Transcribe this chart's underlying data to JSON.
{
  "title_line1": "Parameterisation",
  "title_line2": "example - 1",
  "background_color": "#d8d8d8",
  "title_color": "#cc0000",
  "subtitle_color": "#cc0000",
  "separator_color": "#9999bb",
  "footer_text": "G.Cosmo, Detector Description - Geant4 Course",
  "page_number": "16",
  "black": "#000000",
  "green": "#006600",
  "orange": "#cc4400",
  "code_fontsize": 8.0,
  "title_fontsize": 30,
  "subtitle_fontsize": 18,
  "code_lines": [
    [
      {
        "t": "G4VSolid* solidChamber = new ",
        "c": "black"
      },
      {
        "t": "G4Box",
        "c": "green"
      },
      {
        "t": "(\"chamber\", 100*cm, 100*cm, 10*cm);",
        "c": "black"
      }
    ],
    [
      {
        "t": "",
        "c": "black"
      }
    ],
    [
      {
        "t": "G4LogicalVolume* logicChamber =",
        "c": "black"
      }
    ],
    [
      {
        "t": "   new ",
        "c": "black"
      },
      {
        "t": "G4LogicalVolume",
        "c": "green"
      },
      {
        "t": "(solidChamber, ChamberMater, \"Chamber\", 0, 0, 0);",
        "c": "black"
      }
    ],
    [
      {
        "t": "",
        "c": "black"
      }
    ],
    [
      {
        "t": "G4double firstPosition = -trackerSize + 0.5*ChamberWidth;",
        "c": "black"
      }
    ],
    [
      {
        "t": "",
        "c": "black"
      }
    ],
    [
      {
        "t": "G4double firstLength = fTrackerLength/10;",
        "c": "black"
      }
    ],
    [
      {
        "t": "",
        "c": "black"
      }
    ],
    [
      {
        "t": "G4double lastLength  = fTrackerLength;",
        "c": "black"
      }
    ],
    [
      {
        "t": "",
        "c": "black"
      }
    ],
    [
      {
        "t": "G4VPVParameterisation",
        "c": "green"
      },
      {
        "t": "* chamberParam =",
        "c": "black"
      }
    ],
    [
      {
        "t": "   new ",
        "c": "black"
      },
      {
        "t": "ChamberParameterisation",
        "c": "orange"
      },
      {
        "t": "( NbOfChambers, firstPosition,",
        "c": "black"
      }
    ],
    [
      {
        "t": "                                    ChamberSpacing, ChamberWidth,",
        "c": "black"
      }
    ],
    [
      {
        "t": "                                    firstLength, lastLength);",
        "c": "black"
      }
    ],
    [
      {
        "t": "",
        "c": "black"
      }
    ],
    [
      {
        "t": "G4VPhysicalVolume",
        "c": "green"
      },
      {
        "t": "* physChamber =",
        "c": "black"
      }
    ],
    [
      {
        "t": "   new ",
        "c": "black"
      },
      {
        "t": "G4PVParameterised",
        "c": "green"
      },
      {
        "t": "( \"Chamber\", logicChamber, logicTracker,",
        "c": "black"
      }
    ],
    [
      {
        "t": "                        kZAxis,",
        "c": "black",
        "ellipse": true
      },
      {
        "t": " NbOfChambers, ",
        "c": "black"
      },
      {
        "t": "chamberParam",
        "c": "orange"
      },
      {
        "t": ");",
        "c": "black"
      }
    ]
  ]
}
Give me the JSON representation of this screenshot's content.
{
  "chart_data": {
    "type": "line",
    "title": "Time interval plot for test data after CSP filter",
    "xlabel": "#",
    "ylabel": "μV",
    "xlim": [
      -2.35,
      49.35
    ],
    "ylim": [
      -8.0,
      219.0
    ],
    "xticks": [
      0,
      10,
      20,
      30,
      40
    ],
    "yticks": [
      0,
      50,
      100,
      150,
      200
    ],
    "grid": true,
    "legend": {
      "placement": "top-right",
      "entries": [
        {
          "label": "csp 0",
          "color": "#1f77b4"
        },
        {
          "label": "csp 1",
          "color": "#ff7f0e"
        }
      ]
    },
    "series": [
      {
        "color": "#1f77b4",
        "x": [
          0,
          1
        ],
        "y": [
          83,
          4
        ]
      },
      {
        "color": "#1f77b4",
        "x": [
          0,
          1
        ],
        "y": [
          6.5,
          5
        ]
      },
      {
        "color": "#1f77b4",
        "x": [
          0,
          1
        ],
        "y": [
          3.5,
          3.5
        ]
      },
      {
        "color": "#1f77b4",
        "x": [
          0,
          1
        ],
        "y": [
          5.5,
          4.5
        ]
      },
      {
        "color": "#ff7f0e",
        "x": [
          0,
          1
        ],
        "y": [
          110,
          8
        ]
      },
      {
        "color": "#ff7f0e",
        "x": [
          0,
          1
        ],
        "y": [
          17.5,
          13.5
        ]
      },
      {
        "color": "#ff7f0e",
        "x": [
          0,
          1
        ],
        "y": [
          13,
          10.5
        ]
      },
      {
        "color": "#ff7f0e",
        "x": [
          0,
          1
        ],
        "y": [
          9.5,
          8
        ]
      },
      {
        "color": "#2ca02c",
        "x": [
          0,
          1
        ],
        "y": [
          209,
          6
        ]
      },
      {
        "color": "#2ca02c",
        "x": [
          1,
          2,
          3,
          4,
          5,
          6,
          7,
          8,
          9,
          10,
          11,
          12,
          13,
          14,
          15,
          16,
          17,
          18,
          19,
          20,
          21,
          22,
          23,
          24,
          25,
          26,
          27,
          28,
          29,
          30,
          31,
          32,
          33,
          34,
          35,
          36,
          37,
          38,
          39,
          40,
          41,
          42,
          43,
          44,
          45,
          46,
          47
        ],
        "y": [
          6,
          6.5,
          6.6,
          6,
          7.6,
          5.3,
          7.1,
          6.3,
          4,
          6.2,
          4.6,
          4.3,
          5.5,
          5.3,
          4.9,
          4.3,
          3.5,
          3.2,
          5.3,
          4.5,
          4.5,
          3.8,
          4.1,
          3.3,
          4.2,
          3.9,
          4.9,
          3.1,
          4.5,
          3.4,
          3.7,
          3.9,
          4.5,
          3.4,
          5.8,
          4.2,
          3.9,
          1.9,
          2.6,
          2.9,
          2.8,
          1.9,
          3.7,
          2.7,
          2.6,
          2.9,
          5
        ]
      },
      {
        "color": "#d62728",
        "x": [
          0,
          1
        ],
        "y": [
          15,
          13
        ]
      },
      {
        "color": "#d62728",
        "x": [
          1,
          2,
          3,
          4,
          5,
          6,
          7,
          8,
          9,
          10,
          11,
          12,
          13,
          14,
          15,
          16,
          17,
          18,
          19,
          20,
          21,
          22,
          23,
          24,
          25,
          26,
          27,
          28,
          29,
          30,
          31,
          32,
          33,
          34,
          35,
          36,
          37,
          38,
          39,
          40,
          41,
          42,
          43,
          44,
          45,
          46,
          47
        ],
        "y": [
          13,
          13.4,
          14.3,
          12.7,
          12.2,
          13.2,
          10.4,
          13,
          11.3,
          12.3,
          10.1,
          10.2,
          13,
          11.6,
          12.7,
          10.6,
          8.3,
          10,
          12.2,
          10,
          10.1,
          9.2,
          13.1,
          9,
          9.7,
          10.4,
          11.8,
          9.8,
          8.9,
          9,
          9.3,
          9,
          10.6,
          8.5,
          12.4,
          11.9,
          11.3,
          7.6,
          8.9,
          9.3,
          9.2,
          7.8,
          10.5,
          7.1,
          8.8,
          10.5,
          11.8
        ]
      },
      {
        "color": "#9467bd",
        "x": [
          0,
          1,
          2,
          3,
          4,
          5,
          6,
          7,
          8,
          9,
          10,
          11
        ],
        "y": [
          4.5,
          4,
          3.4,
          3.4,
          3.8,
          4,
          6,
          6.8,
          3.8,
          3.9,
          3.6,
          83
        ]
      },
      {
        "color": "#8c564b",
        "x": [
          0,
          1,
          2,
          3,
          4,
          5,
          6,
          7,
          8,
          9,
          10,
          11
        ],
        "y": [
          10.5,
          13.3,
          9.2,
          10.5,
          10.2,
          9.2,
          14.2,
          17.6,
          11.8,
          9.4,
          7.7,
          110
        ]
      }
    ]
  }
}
════
Pick every line with "solidChamber" in it and copy it.

• [REPLY TO THE EXERCISE]
        "t": "G4VSolid* solidChamber = new ",
        "t": "(solidChamber, ChamberMater, \"Chamber\", 0, 0, 0);",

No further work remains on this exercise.